The request: In every item below, could you replace "Detail" with "Line" and give the lines again with nothing else changed?

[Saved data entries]
------------------------------------------------------------------------

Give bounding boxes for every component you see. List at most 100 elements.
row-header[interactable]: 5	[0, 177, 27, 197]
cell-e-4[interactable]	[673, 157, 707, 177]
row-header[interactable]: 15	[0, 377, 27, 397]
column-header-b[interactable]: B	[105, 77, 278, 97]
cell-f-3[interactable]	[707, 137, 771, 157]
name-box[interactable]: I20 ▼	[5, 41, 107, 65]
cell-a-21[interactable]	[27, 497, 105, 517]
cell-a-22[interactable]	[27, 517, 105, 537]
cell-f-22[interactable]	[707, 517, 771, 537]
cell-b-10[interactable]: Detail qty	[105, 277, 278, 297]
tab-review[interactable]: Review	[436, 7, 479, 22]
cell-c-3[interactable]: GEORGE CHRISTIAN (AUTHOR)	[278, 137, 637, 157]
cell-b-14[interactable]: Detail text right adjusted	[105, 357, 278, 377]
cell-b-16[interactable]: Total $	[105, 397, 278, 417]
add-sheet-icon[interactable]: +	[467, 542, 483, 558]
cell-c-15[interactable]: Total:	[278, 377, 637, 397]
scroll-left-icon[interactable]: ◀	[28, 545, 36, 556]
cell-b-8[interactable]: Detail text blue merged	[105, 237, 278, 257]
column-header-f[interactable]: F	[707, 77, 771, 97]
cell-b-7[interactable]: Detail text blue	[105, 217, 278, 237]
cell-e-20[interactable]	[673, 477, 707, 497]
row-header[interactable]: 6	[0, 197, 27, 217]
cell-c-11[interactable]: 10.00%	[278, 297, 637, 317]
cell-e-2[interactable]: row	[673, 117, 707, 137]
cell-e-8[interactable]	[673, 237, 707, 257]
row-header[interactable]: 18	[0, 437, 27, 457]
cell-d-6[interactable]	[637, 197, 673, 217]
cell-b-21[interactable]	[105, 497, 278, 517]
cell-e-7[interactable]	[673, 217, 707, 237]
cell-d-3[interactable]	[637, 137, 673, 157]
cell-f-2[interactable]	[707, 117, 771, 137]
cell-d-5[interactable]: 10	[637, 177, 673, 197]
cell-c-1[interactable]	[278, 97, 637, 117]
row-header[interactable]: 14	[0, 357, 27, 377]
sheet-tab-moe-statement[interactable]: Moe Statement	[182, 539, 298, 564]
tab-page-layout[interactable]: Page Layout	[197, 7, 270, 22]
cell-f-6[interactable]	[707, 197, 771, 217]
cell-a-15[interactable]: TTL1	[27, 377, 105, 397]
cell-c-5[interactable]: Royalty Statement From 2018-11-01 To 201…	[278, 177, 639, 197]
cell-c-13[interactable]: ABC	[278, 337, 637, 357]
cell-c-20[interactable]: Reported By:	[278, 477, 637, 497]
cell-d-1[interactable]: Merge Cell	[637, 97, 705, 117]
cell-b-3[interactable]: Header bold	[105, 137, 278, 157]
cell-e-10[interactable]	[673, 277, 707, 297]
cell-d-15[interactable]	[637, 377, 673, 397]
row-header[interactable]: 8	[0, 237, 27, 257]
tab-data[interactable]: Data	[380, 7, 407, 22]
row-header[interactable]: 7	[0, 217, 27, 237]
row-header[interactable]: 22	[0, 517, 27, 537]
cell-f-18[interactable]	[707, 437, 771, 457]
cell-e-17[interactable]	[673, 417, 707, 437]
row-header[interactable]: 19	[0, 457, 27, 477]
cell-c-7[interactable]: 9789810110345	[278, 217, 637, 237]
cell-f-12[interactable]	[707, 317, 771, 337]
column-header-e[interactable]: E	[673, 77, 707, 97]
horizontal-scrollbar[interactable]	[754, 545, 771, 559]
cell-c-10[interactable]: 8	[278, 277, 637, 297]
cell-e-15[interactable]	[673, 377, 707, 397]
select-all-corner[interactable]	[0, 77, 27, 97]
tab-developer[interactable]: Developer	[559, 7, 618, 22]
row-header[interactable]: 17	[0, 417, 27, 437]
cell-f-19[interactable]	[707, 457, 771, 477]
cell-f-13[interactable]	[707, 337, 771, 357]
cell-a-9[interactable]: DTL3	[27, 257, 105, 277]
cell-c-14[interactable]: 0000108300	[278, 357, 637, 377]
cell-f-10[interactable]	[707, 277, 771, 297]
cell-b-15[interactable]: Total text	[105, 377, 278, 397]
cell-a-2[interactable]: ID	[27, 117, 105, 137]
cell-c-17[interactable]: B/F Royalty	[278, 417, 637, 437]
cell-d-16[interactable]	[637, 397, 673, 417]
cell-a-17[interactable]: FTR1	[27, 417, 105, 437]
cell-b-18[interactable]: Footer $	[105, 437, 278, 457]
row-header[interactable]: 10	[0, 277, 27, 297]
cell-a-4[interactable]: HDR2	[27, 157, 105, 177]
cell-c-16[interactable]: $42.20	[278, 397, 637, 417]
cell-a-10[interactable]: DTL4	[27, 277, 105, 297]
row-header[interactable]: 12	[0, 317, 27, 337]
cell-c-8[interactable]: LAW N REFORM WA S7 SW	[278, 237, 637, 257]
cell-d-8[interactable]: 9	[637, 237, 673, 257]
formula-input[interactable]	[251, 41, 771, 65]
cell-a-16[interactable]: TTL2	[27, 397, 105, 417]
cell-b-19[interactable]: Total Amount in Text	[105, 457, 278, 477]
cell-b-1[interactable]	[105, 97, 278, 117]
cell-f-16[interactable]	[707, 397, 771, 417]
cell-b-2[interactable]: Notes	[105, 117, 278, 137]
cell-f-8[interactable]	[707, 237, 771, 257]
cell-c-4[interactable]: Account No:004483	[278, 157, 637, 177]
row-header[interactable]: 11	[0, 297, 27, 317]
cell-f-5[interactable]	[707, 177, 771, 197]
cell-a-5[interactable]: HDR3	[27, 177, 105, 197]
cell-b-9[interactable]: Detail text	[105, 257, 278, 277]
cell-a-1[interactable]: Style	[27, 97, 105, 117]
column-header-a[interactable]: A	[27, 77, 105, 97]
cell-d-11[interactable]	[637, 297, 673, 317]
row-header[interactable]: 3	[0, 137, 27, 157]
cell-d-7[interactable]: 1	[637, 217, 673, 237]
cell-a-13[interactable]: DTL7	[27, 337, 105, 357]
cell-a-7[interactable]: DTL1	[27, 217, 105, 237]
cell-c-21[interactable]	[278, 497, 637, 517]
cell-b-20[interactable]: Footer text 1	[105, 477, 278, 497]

------------------------------------------------------------------------

Task output:
Give bounding boxes for every component you see. List at most 100 elements.
row-header[interactable]: 5	[0, 177, 27, 197]
cell-e-4[interactable]	[673, 157, 707, 177]
row-header[interactable]: 15	[0, 377, 27, 397]
column-header-b[interactable]: B	[105, 77, 278, 97]
cell-f-3[interactable]	[707, 137, 771, 157]
name-box[interactable]: I20 ▼	[5, 41, 107, 65]
cell-a-21[interactable]	[27, 497, 105, 517]
cell-a-22[interactable]	[27, 517, 105, 537]
cell-f-22[interactable]	[707, 517, 771, 537]
cell-b-10[interactable]: Line qty	[105, 277, 278, 297]
tab-review[interactable]: Review	[436, 7, 479, 22]
cell-c-3[interactable]: GEORGE CHRISTIAN (AUTHOR)	[278, 137, 637, 157]
cell-b-14[interactable]: Line text right adjusted	[105, 357, 278, 377]
cell-b-16[interactable]: Total $	[105, 397, 278, 417]
add-sheet-icon[interactable]: +	[467, 542, 483, 558]
cell-c-15[interactable]: Total:	[278, 377, 637, 397]
scroll-left-icon[interactable]: ◀	[28, 545, 36, 556]
cell-b-8[interactable]: Line text blue merged	[105, 237, 278, 257]
column-header-f[interactable]: F	[707, 77, 771, 97]
cell-b-7[interactable]: Line text blue	[105, 217, 278, 237]
cell-e-20[interactable]	[673, 477, 707, 497]
row-header[interactable]: 6	[0, 197, 27, 217]
cell-c-11[interactable]: 10.00%	[278, 297, 637, 317]
cell-e-2[interactable]: row	[673, 117, 707, 137]
cell-e-8[interactable]	[673, 237, 707, 257]
row-header[interactable]: 18	[0, 437, 27, 457]
cell-d-6[interactable]	[637, 197, 673, 217]
cell-b-21[interactable]	[105, 497, 278, 517]
cell-e-7[interactable]	[673, 217, 707, 237]
cell-d-3[interactable]	[637, 137, 673, 157]
cell-f-2[interactable]	[707, 117, 771, 137]
cell-d-5[interactable]: 10	[637, 177, 673, 197]
cell-c-1[interactable]	[278, 97, 637, 117]
row-header[interactable]: 14	[0, 357, 27, 377]
sheet-tab-moe-statement[interactable]: Moe Statement	[182, 539, 298, 564]
tab-page-layout[interactable]: Page Layout	[197, 7, 270, 22]
cell-f-6[interactable]	[707, 197, 771, 217]
cell-a-15[interactable]: TTL1	[27, 377, 105, 397]
cell-c-5[interactable]: Royalty Statement From 2018-11-01 To 201…	[278, 177, 639, 197]
cell-c-13[interactable]: ABC	[278, 337, 637, 357]
cell-c-20[interactable]: Reported By:	[278, 477, 637, 497]
cell-d-1[interactable]: Merge Cell	[637, 97, 705, 117]
cell-b-3[interactable]: Header bold	[105, 137, 278, 157]
cell-e-10[interactable]	[673, 277, 707, 297]
cell-d-15[interactable]	[637, 377, 673, 397]
row-header[interactable]: 8	[0, 237, 27, 257]
tab-data[interactable]: Data	[380, 7, 407, 22]
row-header[interactable]: 7	[0, 217, 27, 237]
row-header[interactable]: 22	[0, 517, 27, 537]
cell-f-18[interactable]	[707, 437, 771, 457]
cell-e-17[interactable]	[673, 417, 707, 437]
row-header[interactable]: 19	[0, 457, 27, 477]
cell-c-7[interactable]: 9789810110345	[278, 217, 637, 237]
cell-f-12[interactable]	[707, 317, 771, 337]
column-header-e[interactable]: E	[673, 77, 707, 97]
horizontal-scrollbar[interactable]	[754, 545, 771, 559]
cell-c-10[interactable]: 8	[278, 277, 637, 297]
cell-e-15[interactable]	[673, 377, 707, 397]
select-all-corner[interactable]	[0, 77, 27, 97]
tab-developer[interactable]: Developer	[559, 7, 618, 22]
row-header[interactable]: 17	[0, 417, 27, 437]
cell-f-19[interactable]	[707, 457, 771, 477]
cell-f-13[interactable]	[707, 337, 771, 357]
cell-a-9[interactable]: DTL3	[27, 257, 105, 277]
cell-c-14[interactable]: 0000108300	[278, 357, 637, 377]
cell-f-10[interactable]	[707, 277, 771, 297]
cell-b-15[interactable]: Total text	[105, 377, 278, 397]
cell-a-2[interactable]: ID	[27, 117, 105, 137]
cell-c-17[interactable]: B/F Royalty	[278, 417, 637, 437]
cell-d-16[interactable]	[637, 397, 673, 417]
cell-a-17[interactable]: FTR1	[27, 417, 105, 437]
cell-b-18[interactable]: Footer $	[105, 437, 278, 457]
row-header[interactable]: 10	[0, 277, 27, 297]
cell-a-4[interactable]: HDR2	[27, 157, 105, 177]
cell-c-16[interactable]: $42.20	[278, 397, 637, 417]
cell-a-10[interactable]: DTL4	[27, 277, 105, 297]
row-header[interactable]: 12	[0, 317, 27, 337]
cell-c-8[interactable]: LAW N REFORM WA S7 SW	[278, 237, 637, 257]
cell-d-8[interactable]: 9	[637, 237, 673, 257]
formula-input[interactable]	[251, 41, 771, 65]
cell-a-16[interactable]: TTL2	[27, 397, 105, 417]
cell-b-19[interactable]: Total Amount in Text	[105, 457, 278, 477]
cell-b-1[interactable]	[105, 97, 278, 117]
cell-f-16[interactable]	[707, 397, 771, 417]
cell-b-2[interactable]: Notes	[105, 117, 278, 137]
cell-f-8[interactable]	[707, 237, 771, 257]
cell-c-4[interactable]: Account No:004483	[278, 157, 637, 177]
row-header[interactable]: 11	[0, 297, 27, 317]
cell-f-5[interactable]	[707, 177, 771, 197]
cell-a-5[interactable]: HDR3	[27, 177, 105, 197]
cell-b-9[interactable]: Line text	[105, 257, 278, 277]
cell-a-1[interactable]: Style	[27, 97, 105, 117]
column-header-a[interactable]: A	[27, 77, 105, 97]
cell-d-11[interactable]	[637, 297, 673, 317]
row-header[interactable]: 3	[0, 137, 27, 157]
cell-d-7[interactable]: 1	[637, 217, 673, 237]
cell-a-13[interactable]: DTL7	[27, 337, 105, 357]
cell-a-7[interactable]: DTL1	[27, 217, 105, 237]
cell-c-21[interactable]	[278, 497, 637, 517]
cell-b-20[interactable]: Footer text 1	[105, 477, 278, 497]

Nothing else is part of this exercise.